=== Material provided ===
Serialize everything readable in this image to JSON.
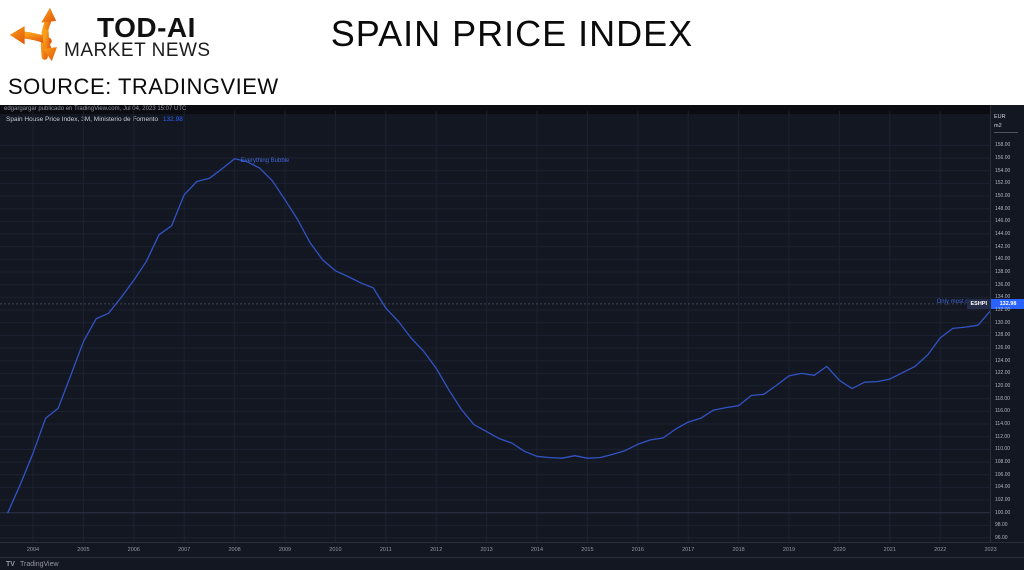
{
  "header": {
    "brand_title": "TOD-AI",
    "brand_subtitle": "MARKET NEWS",
    "page_title": "SPAIN PRICE INDEX",
    "source_line": "SOURCE: TRADINGVIEW"
  },
  "chart_header": {
    "publication_line": "edgargargar publicado en TradingView.com, Jul 04, 2023 15:07 UTC",
    "legend_label": "Spain House Price Index, 3M, Ministerio de Fomento",
    "legend_value": "132.98"
  },
  "symbol_label": {
    "ticker": "ESHPI",
    "value": "132.98"
  },
  "price_scale": {
    "unit_top": "EUR",
    "unit_bottom": "m2",
    "last_price": "132.98",
    "ticks": [
      "158.00",
      "156.00",
      "154.00",
      "152.00",
      "150.00",
      "148.00",
      "146.00",
      "144.00",
      "142.00",
      "140.00",
      "138.00",
      "136.00",
      "134.00",
      "132.00",
      "130.00",
      "128.00",
      "126.00",
      "124.00",
      "122.00",
      "120.00",
      "118.00",
      "116.00",
      "114.00",
      "112.00",
      "110.00",
      "108.00",
      "106.00",
      "104.00",
      "102.00",
      "100.00",
      "98.00",
      "96.00"
    ]
  },
  "x_axis": {
    "years": [
      "2004",
      "2005",
      "2006",
      "2007",
      "2008",
      "2009",
      "2010",
      "2011",
      "2012",
      "2013",
      "2014",
      "2015",
      "2016",
      "2017",
      "2018",
      "2019",
      "2020",
      "2021",
      "2022",
      "2023"
    ]
  },
  "footer": {
    "logo_glyph": "TV",
    "logo_text": "TradingView"
  },
  "colors": {
    "chart_bg": "#131722",
    "line_blue": "#3253c4",
    "accent_blue": "#2962ff",
    "annotation_blue": "#4266d8",
    "grid": "#1c2230",
    "axis_text": "#b2b5be",
    "logo_orange_light": "#f9a11b",
    "logo_orange_dark": "#e1560a"
  },
  "chart_data": {
    "type": "line",
    "title": "Spain House Price Index, 3M, Ministerio de Fomento",
    "units": "EUR/m2",
    "last_value": 132.98,
    "ylim": [
      96,
      160
    ],
    "xlim": [
      2003.35,
      2023.35
    ],
    "grid": true,
    "x": [
      2003.5,
      2003.75,
      2004,
      2004.25,
      2004.5,
      2004.75,
      2005,
      2005.25,
      2005.5,
      2005.75,
      2006,
      2006.25,
      2006.5,
      2006.75,
      2007,
      2007.25,
      2007.5,
      2007.75,
      2008,
      2008.25,
      2008.5,
      2008.75,
      2009,
      2009.25,
      2009.5,
      2009.75,
      2010,
      2010.25,
      2010.5,
      2010.75,
      2011,
      2011.25,
      2011.5,
      2011.75,
      2012,
      2012.25,
      2012.5,
      2012.75,
      2013,
      2013.25,
      2013.5,
      2013.75,
      2014,
      2014.25,
      2014.5,
      2014.75,
      2015,
      2015.25,
      2015.5,
      2015.75,
      2016,
      2016.25,
      2016.5,
      2016.75,
      2017,
      2017.25,
      2017.5,
      2017.75,
      2018,
      2018.25,
      2018.5,
      2018.75,
      2019,
      2019.25,
      2019.5,
      2019.75,
      2020,
      2020.25,
      2020.5,
      2020.75,
      2021,
      2021.25,
      2021.5,
      2021.75,
      2022,
      2022.25,
      2022.5,
      2022.75,
      2023,
      2023.1
    ],
    "values": [
      100.0,
      104.5,
      109.4,
      114.9,
      116.5,
      121.7,
      127.0,
      130.6,
      131.5,
      134.0,
      136.7,
      139.7,
      143.9,
      145.3,
      150.2,
      152.3,
      152.8,
      154.3,
      155.9,
      155.4,
      154.4,
      152.4,
      149.4,
      146.3,
      142.6,
      139.9,
      138.2,
      137.3,
      136.3,
      135.5,
      132.3,
      130.2,
      127.6,
      125.5,
      122.8,
      119.4,
      116.3,
      113.9,
      112.8,
      111.7,
      111.0,
      109.7,
      108.9,
      108.7,
      108.6,
      109.0,
      108.6,
      108.7,
      109.2,
      109.8,
      110.8,
      111.5,
      111.8,
      113.2,
      114.3,
      114.9,
      116.2,
      116.6,
      116.9,
      118.5,
      118.7,
      120.1,
      121.6,
      122.0,
      121.7,
      123.1,
      120.9,
      119.6,
      120.6,
      120.7,
      121.1,
      122.1,
      123.1,
      124.9,
      127.6,
      129.1,
      129.3,
      129.6,
      131.9,
      132.98
    ],
    "annotations": [
      {
        "text": "Everything Bubble",
        "x": 2008.12,
        "y": 155.6,
        "align": "left"
      },
      {
        "text": "Only most dem",
        "x": 2022.73,
        "y": 133.3,
        "align": "right"
      }
    ]
  }
}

=== Written task ===
Omit every picture while copying the listing above exactly.

=== Reply ===
Serialize everything readable in this image to JSON.
{
  "header": {
    "brand_title": "TOD-AI",
    "brand_subtitle": "MARKET NEWS",
    "page_title": "SPAIN PRICE INDEX",
    "source_line": "SOURCE: TRADINGVIEW"
  },
  "chart_header": {
    "publication_line": "edgargargar publicado en TradingView.com, Jul 04, 2023 15:07 UTC",
    "legend_label": "Spain House Price Index, 3M, Ministerio de Fomento",
    "legend_value": "132.98"
  },
  "symbol_label": {
    "ticker": "ESHPI",
    "value": "132.98"
  },
  "price_scale": {
    "unit_top": "EUR",
    "unit_bottom": "m2",
    "last_price": "132.98",
    "ticks": [
      "158.00",
      "156.00",
      "154.00",
      "152.00",
      "150.00",
      "148.00",
      "146.00",
      "144.00",
      "142.00",
      "140.00",
      "138.00",
      "136.00",
      "134.00",
      "132.00",
      "130.00",
      "128.00",
      "126.00",
      "124.00",
      "122.00",
      "120.00",
      "118.00",
      "116.00",
      "114.00",
      "112.00",
      "110.00",
      "108.00",
      "106.00",
      "104.00",
      "102.00",
      "100.00",
      "98.00",
      "96.00"
    ]
  },
  "x_axis": {
    "years": [
      "2004",
      "2005",
      "2006",
      "2007",
      "2008",
      "2009",
      "2010",
      "2011",
      "2012",
      "2013",
      "2014",
      "2015",
      "2016",
      "2017",
      "2018",
      "2019",
      "2020",
      "2021",
      "2022",
      "2023"
    ]
  },
  "footer": {
    "logo_glyph": "TV",
    "logo_text": "TradingView"
  },
  "colors": {
    "chart_bg": "#131722",
    "line_blue": "#3253c4",
    "accent_blue": "#2962ff",
    "annotation_blue": "#4266d8",
    "grid": "#1c2230",
    "axis_text": "#b2b5be",
    "logo_orange_light": "#f9a11b",
    "logo_orange_dark": "#e1560a"
  },
  "chart_data": {
    "type": "line",
    "title": "Spain House Price Index, 3M, Ministerio de Fomento",
    "units": "EUR/m2",
    "last_value": 132.98,
    "ylim": [
      96,
      160
    ],
    "xlim": [
      2003.35,
      2023.35
    ],
    "grid": true,
    "x": [
      2003.5,
      2003.75,
      2004,
      2004.25,
      2004.5,
      2004.75,
      2005,
      2005.25,
      2005.5,
      2005.75,
      2006,
      2006.25,
      2006.5,
      2006.75,
      2007,
      2007.25,
      2007.5,
      2007.75,
      2008,
      2008.25,
      2008.5,
      2008.75,
      2009,
      2009.25,
      2009.5,
      2009.75,
      2010,
      2010.25,
      2010.5,
      2010.75,
      2011,
      2011.25,
      2011.5,
      2011.75,
      2012,
      2012.25,
      2012.5,
      2012.75,
      2013,
      2013.25,
      2013.5,
      2013.75,
      2014,
      2014.25,
      2014.5,
      2014.75,
      2015,
      2015.25,
      2015.5,
      2015.75,
      2016,
      2016.25,
      2016.5,
      2016.75,
      2017,
      2017.25,
      2017.5,
      2017.75,
      2018,
      2018.25,
      2018.5,
      2018.75,
      2019,
      2019.25,
      2019.5,
      2019.75,
      2020,
      2020.25,
      2020.5,
      2020.75,
      2021,
      2021.25,
      2021.5,
      2021.75,
      2022,
      2022.25,
      2022.5,
      2022.75,
      2023,
      2023.1
    ],
    "values": [
      100.0,
      104.5,
      109.4,
      114.9,
      116.5,
      121.7,
      127.0,
      130.6,
      131.5,
      134.0,
      136.7,
      139.7,
      143.9,
      145.3,
      150.2,
      152.3,
      152.8,
      154.3,
      155.9,
      155.4,
      154.4,
      152.4,
      149.4,
      146.3,
      142.6,
      139.9,
      138.2,
      137.3,
      136.3,
      135.5,
      132.3,
      130.2,
      127.6,
      125.5,
      122.8,
      119.4,
      116.3,
      113.9,
      112.8,
      111.7,
      111.0,
      109.7,
      108.9,
      108.7,
      108.6,
      109.0,
      108.6,
      108.7,
      109.2,
      109.8,
      110.8,
      111.5,
      111.8,
      113.2,
      114.3,
      114.9,
      116.2,
      116.6,
      116.9,
      118.5,
      118.7,
      120.1,
      121.6,
      122.0,
      121.7,
      123.1,
      120.9,
      119.6,
      120.6,
      120.7,
      121.1,
      122.1,
      123.1,
      124.9,
      127.6,
      129.1,
      129.3,
      129.6,
      131.9,
      132.98
    ],
    "annotations": [
      {
        "text": "Everything Bubble",
        "x": 2008.12,
        "y": 155.6,
        "align": "left"
      },
      {
        "text": "Only most dem",
        "x": 2022.73,
        "y": 133.3,
        "align": "right"
      }
    ]
  }
}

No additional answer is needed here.